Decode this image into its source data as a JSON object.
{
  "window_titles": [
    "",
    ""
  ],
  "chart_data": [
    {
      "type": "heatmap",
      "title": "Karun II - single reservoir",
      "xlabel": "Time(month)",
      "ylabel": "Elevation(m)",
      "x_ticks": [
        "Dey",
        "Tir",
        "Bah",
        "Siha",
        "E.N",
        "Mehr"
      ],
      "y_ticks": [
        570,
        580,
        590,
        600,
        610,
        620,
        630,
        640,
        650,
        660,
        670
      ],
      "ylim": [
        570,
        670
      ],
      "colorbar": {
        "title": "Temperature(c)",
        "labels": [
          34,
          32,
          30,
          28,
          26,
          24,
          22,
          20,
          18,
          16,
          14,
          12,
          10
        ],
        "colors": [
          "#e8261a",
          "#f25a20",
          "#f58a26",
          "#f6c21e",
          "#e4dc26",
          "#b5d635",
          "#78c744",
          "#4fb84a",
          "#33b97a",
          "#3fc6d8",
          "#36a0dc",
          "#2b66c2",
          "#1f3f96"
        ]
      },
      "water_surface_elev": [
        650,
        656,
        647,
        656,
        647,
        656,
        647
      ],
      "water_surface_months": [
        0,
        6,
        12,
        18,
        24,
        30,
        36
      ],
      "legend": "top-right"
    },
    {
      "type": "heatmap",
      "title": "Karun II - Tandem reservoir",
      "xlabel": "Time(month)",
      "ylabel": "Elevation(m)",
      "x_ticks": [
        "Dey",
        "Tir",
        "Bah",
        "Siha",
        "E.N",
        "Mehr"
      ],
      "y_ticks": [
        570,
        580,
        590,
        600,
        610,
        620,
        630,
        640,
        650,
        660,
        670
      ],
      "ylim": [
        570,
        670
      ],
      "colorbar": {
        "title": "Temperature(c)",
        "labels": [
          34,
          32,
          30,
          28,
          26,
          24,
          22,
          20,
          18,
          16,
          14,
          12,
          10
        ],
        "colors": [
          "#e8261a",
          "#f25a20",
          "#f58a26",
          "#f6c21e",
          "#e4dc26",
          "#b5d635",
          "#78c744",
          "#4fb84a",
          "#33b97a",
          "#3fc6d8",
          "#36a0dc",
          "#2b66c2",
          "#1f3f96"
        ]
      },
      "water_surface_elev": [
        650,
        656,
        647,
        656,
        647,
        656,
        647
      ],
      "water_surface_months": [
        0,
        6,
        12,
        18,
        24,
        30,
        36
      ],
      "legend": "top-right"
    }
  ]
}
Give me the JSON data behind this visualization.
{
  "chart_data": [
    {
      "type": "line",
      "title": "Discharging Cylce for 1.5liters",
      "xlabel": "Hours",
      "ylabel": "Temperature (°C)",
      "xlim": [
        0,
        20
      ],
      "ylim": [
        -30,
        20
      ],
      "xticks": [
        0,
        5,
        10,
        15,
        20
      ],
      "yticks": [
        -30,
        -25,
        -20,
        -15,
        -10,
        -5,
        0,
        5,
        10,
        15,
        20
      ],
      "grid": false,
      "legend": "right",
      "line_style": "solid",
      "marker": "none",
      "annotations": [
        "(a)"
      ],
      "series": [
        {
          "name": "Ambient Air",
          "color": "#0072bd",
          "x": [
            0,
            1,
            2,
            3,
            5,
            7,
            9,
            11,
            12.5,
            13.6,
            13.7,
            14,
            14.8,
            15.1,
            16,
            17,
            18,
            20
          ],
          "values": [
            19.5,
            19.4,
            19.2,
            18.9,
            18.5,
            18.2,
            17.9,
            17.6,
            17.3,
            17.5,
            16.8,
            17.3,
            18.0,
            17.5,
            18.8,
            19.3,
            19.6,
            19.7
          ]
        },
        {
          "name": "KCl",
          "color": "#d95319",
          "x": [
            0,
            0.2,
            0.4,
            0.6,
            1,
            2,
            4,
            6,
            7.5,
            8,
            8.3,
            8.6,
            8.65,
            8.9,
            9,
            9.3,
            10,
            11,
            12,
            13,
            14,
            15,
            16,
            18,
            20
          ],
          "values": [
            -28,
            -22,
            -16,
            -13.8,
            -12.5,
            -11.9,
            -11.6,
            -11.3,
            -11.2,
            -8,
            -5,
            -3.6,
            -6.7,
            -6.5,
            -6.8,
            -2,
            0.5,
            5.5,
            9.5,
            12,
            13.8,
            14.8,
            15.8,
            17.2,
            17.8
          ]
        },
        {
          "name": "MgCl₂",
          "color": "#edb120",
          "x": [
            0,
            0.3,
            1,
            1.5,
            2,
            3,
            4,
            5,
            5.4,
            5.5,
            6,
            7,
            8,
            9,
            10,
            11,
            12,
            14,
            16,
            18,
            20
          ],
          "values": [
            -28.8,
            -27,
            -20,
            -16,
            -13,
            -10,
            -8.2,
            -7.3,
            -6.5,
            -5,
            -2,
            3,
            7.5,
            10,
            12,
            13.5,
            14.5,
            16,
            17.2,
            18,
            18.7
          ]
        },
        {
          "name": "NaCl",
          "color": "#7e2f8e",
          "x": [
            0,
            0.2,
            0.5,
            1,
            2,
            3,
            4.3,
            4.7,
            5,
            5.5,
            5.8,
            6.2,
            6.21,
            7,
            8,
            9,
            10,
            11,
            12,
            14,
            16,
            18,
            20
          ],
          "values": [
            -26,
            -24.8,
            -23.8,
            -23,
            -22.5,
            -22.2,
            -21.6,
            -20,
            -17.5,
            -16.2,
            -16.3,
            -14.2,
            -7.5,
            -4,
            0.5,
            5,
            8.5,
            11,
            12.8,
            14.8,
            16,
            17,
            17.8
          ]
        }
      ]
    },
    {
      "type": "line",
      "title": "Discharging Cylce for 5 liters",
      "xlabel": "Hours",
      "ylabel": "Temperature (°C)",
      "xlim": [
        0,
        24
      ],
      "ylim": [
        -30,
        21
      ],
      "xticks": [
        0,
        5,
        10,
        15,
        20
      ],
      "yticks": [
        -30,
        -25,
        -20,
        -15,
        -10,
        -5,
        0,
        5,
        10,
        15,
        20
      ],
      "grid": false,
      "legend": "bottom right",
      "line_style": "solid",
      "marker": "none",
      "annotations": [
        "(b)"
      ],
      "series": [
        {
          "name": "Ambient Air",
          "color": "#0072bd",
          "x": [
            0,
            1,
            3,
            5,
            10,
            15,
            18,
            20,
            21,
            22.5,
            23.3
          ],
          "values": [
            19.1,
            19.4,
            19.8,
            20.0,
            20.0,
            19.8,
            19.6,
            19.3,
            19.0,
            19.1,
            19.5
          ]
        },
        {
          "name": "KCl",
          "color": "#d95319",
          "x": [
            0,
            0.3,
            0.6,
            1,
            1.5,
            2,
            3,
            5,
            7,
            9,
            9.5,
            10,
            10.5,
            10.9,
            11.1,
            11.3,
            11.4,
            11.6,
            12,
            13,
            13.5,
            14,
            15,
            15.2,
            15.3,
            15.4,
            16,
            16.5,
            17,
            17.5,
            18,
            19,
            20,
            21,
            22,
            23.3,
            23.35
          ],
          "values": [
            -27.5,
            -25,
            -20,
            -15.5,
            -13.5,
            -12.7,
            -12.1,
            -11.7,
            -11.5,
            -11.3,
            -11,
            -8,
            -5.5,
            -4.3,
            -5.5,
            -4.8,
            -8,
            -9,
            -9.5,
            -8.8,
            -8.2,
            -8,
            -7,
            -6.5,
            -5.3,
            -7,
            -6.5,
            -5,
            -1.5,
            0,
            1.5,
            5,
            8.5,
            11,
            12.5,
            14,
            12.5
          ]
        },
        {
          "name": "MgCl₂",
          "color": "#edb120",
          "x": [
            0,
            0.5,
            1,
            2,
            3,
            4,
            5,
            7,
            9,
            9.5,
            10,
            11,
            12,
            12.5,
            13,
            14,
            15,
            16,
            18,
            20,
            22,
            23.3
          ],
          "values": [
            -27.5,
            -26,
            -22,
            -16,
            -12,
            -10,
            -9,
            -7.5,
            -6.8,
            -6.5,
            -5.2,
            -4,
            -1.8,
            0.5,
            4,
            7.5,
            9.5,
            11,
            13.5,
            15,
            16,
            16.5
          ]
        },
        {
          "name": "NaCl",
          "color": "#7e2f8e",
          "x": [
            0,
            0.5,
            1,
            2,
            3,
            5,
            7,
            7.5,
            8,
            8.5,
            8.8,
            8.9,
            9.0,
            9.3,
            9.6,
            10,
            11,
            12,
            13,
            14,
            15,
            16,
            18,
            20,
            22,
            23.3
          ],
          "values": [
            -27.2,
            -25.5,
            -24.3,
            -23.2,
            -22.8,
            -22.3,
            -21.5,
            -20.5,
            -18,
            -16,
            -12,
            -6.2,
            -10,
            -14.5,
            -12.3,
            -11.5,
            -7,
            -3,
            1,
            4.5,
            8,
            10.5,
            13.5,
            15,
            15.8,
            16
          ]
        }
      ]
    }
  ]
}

---

**REQUIRED WORK:**
Where a line holds "legend", copy it out.

**CORRECT ANSWER:**
      "legend": "top-right"
      "legend": "top-right"
      "legend": "right",
      "legend": "bottom right",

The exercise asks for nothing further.